» TASK DESCRIPTION:
Tally the lines holding the word "Australia" and state the count by itself.

» INPUT MATERIAL:
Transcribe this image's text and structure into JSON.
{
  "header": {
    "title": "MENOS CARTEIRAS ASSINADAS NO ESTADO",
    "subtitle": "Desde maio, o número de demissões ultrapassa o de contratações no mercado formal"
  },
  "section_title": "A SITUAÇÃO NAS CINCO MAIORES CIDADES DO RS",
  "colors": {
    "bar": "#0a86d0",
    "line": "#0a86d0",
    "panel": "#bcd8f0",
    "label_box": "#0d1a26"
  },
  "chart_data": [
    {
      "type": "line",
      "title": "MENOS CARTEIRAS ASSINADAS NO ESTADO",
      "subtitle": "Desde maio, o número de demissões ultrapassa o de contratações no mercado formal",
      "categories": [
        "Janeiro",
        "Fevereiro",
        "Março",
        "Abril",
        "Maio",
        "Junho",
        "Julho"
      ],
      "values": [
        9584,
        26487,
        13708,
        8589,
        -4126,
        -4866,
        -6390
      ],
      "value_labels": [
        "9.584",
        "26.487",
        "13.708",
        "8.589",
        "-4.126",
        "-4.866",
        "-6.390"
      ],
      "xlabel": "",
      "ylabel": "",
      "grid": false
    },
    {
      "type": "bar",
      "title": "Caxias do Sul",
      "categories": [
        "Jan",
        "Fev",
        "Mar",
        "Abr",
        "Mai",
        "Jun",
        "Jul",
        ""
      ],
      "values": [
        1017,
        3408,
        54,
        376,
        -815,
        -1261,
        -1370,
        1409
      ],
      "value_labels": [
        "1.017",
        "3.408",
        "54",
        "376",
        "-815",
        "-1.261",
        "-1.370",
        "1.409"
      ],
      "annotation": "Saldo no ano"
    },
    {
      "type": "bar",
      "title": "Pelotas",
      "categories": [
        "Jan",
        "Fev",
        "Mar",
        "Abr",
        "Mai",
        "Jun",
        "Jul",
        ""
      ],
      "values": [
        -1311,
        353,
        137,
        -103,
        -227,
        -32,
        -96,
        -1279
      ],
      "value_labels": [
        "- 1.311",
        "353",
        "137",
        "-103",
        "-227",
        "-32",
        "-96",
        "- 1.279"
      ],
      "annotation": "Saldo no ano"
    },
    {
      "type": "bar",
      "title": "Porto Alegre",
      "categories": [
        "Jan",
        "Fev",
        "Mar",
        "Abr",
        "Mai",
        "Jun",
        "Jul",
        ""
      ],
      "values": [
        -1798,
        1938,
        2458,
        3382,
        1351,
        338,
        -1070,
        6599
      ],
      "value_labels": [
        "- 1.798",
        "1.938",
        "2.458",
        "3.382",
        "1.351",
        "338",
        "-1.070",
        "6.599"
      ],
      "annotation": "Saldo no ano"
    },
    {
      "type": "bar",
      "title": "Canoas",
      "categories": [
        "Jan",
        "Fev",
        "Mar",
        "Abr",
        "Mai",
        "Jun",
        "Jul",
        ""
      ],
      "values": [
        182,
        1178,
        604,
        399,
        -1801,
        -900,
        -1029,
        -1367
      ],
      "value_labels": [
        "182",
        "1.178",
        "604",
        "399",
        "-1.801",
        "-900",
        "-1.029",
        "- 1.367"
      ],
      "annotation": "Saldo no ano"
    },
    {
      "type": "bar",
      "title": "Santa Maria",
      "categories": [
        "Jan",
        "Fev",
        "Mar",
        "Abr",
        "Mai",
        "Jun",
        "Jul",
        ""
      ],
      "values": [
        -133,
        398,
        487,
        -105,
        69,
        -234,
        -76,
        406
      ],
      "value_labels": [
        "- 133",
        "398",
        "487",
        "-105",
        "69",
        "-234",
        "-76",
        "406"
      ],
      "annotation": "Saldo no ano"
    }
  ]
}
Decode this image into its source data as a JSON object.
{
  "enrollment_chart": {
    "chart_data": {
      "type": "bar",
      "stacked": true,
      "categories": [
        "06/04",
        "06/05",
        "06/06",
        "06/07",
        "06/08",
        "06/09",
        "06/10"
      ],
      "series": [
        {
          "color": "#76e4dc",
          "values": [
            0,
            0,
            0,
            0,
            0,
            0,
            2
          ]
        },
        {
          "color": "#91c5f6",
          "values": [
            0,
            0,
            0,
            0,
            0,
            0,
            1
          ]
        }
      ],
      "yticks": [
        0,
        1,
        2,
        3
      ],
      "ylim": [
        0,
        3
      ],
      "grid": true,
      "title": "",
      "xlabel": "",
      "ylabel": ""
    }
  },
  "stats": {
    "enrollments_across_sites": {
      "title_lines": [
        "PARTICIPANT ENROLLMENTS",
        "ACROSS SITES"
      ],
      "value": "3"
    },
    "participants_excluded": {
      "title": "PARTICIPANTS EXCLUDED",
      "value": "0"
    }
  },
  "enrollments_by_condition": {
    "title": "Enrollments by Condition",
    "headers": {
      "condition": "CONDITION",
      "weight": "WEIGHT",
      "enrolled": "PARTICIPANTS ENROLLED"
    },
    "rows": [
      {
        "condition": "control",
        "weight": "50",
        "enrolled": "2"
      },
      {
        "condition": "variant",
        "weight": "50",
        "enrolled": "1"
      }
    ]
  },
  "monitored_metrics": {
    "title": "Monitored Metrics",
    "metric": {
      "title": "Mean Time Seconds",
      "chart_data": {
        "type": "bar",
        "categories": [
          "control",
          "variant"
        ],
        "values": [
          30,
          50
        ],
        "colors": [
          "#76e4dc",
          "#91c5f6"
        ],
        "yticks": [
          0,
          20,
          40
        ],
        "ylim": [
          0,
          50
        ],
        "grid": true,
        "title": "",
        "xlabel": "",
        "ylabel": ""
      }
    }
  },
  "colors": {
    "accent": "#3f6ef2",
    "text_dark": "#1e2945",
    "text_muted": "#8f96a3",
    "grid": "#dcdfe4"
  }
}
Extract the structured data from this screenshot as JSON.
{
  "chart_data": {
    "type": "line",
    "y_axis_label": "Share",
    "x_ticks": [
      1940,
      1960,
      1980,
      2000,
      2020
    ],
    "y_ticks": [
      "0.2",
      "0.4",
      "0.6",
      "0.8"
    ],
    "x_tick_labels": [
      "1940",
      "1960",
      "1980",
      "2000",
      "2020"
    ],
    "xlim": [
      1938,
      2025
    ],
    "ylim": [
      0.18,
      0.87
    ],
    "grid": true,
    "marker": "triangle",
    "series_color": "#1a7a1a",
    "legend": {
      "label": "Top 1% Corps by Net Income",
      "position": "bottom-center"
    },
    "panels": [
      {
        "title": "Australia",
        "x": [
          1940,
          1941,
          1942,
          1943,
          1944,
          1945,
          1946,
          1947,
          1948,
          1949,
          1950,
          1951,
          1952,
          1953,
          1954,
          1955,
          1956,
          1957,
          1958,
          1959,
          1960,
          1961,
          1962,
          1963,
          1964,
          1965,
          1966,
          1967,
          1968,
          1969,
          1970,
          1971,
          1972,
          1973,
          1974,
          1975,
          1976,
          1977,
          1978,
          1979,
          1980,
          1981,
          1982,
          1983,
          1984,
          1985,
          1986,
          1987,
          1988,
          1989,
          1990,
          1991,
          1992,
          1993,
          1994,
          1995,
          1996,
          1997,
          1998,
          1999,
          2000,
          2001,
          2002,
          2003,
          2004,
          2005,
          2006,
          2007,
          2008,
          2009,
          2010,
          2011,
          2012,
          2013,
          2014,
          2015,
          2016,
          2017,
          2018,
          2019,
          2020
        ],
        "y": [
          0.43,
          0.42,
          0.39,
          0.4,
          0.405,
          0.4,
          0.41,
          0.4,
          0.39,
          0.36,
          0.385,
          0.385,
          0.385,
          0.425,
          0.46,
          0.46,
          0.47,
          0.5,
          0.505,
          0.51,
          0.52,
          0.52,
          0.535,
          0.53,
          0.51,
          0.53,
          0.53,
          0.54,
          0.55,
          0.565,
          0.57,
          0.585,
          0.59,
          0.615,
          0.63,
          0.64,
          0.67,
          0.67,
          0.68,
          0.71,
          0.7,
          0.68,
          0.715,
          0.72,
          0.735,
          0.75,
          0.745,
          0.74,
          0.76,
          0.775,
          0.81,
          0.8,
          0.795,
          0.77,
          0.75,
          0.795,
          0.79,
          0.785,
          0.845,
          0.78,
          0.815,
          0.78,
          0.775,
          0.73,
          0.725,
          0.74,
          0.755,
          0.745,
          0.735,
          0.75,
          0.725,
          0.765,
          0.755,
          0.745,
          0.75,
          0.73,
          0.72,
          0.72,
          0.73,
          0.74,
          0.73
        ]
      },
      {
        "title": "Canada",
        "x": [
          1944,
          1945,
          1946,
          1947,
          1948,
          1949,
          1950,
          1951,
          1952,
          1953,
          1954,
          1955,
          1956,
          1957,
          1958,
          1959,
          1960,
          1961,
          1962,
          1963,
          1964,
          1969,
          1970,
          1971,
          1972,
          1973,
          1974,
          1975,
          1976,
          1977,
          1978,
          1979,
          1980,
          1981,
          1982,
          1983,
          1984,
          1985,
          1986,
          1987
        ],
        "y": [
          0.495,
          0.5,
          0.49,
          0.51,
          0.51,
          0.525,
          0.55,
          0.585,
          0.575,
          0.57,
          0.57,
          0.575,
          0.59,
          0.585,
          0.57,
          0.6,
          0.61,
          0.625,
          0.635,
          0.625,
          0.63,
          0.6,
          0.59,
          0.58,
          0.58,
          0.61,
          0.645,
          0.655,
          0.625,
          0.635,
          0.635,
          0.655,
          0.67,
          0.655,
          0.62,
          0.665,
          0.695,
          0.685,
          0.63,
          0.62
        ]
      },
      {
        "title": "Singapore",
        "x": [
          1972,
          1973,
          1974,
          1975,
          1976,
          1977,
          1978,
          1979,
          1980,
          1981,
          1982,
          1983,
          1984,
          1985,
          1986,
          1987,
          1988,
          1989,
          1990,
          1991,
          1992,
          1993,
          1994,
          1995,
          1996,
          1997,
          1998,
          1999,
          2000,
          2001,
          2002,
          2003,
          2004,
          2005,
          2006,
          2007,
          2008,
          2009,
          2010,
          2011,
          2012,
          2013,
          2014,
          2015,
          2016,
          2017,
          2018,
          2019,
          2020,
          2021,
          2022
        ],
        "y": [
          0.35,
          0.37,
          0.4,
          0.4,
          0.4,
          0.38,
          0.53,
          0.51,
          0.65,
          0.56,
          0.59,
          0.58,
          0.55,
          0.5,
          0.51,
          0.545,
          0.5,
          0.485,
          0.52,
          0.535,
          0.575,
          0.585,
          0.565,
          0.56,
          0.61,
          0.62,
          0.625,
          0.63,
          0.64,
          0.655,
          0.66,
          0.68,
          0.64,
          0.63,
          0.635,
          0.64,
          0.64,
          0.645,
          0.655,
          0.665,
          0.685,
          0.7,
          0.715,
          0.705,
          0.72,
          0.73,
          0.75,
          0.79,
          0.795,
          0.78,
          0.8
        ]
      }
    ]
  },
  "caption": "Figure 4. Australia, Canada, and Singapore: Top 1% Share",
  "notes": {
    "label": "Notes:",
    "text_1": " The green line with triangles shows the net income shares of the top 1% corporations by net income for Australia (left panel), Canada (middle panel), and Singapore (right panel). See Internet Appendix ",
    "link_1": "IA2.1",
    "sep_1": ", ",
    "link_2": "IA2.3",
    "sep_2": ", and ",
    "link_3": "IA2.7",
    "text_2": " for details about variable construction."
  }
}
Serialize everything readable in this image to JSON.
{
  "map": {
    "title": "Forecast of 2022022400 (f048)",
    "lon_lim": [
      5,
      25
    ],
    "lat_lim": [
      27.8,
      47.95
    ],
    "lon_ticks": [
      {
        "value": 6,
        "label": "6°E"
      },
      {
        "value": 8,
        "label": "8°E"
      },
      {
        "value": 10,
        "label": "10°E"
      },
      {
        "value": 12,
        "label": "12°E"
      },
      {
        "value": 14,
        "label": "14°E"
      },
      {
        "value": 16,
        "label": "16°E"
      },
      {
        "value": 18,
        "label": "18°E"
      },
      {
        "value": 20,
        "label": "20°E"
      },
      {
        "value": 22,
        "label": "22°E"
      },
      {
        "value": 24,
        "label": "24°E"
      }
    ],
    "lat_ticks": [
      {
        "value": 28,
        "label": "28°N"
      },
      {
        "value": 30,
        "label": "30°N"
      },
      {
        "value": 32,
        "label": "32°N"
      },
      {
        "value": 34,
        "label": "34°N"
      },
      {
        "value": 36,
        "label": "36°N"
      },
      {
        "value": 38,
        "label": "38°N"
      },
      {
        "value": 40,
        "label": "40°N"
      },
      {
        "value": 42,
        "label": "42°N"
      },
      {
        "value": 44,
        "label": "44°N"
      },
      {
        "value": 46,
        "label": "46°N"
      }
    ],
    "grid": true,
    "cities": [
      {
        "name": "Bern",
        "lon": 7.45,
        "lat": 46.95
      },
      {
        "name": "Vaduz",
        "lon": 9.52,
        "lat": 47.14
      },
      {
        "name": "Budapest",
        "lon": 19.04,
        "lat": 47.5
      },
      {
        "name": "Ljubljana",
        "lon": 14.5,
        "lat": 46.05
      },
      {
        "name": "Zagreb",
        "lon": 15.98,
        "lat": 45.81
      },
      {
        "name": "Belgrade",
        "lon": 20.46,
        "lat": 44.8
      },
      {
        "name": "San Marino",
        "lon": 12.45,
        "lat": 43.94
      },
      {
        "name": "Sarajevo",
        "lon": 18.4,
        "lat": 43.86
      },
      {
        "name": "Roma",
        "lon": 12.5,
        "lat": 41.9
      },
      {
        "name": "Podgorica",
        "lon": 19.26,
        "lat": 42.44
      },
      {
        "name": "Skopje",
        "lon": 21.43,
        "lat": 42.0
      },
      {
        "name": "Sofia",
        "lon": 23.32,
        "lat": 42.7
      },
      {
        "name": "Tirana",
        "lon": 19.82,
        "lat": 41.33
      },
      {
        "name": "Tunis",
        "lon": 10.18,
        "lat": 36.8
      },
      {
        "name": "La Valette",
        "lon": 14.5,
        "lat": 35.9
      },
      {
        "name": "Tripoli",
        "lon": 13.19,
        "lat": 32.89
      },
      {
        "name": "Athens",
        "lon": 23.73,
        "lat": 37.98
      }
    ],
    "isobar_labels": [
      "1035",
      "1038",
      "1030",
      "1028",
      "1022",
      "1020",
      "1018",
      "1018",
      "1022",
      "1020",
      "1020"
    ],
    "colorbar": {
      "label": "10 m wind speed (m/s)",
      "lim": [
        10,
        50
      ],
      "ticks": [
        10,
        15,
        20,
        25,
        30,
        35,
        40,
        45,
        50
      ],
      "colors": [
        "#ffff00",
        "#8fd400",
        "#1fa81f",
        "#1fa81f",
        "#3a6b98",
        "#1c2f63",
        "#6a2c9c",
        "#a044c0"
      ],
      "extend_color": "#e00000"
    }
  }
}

» THE RESPONSE:
3